Please count the lines in the listing below where the word "watermark" appears. Give the number only.
----------------
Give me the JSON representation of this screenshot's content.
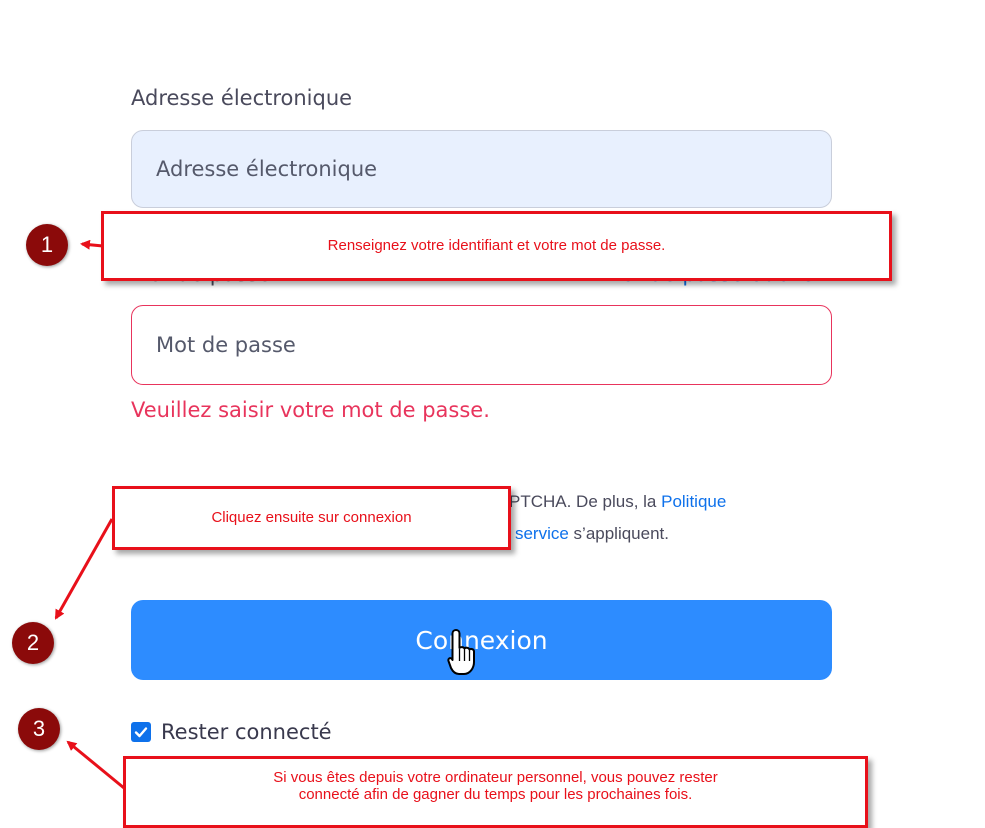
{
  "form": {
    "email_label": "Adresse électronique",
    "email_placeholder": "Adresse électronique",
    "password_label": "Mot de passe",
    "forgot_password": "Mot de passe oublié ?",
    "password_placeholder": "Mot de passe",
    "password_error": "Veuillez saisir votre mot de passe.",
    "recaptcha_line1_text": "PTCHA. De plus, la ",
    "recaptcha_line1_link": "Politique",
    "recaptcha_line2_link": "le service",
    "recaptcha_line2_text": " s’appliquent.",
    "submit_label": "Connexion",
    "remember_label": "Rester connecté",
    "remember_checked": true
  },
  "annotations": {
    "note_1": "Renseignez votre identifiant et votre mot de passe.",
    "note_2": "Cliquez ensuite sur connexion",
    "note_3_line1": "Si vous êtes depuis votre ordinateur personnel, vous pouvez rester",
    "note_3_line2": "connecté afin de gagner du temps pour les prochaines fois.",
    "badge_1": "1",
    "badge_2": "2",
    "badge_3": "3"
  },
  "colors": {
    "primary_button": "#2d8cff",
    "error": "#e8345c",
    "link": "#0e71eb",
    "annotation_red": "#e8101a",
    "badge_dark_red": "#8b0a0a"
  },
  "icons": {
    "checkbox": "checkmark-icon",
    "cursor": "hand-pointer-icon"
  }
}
----------------
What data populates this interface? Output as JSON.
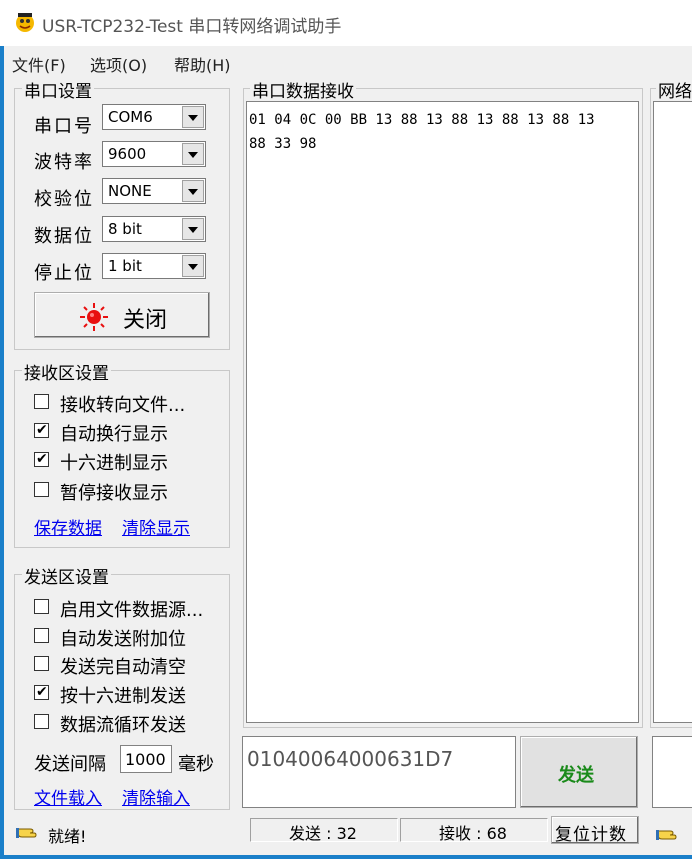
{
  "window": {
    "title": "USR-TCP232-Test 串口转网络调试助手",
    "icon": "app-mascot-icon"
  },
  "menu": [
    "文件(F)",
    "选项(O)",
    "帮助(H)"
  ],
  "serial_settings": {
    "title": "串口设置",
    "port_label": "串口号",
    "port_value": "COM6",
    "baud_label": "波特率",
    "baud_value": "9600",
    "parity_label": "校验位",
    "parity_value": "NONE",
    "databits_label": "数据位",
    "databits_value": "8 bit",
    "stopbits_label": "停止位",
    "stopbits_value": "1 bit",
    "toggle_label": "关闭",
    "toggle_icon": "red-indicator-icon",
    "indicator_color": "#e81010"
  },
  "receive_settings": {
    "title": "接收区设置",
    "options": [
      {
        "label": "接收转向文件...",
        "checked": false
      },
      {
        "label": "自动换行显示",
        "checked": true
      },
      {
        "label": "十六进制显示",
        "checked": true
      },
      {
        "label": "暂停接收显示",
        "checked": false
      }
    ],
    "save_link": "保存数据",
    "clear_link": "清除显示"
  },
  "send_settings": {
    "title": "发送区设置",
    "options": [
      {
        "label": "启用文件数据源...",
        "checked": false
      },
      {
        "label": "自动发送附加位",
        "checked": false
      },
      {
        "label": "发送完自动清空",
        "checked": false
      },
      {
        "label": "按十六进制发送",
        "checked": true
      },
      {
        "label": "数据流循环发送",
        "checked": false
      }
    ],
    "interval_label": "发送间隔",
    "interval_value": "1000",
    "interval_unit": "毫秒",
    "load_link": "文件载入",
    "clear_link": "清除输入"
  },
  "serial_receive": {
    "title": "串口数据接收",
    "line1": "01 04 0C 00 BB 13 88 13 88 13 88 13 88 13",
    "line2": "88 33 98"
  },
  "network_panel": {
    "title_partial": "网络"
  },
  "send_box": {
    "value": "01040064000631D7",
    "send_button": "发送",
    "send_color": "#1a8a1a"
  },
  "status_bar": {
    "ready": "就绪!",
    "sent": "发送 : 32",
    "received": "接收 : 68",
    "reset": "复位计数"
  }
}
----------------
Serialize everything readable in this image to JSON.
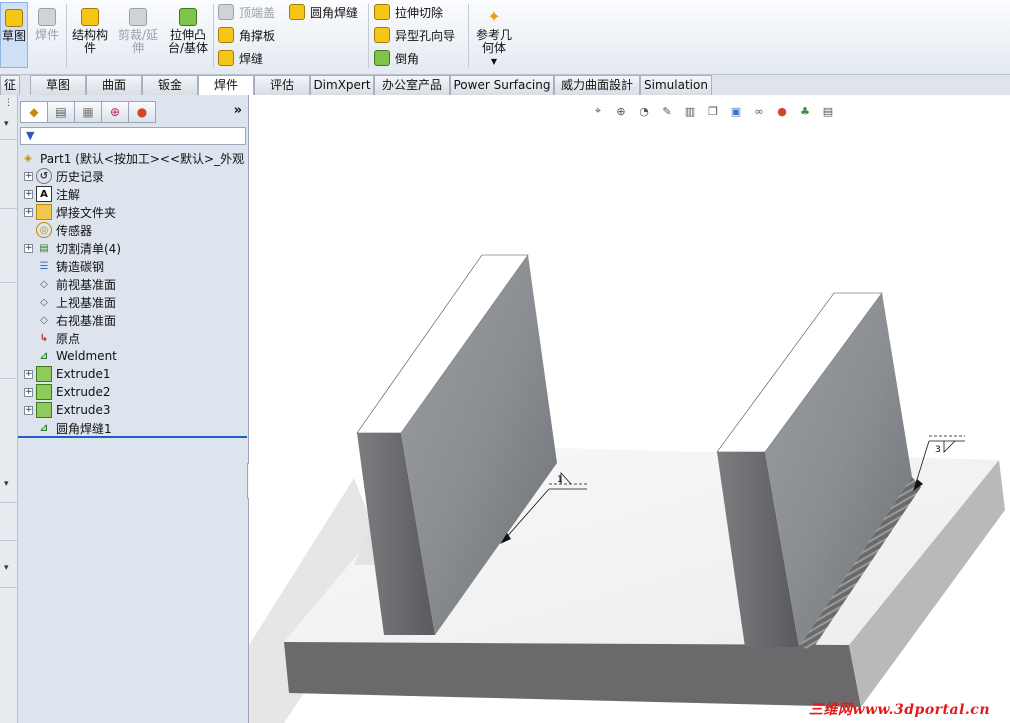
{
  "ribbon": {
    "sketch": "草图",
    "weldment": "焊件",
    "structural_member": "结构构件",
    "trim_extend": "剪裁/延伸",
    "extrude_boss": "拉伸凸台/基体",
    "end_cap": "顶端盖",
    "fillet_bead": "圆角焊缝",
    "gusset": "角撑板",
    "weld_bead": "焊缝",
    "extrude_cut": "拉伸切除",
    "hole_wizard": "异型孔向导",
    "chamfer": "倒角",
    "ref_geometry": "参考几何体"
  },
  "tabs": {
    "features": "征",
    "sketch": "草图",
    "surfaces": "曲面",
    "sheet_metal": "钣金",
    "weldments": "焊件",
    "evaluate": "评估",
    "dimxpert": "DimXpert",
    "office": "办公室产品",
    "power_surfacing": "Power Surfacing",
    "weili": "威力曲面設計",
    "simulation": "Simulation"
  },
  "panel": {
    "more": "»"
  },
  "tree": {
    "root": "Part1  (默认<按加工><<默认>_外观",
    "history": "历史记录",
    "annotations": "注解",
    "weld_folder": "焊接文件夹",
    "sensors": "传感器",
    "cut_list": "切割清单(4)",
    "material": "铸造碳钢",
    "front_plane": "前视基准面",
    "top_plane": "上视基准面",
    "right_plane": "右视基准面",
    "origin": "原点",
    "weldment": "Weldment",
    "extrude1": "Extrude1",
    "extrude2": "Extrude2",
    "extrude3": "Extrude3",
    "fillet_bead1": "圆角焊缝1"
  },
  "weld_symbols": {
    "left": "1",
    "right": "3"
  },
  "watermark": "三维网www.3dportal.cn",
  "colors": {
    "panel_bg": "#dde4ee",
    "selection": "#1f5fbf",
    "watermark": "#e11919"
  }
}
----------------
FINAL RESULT: 2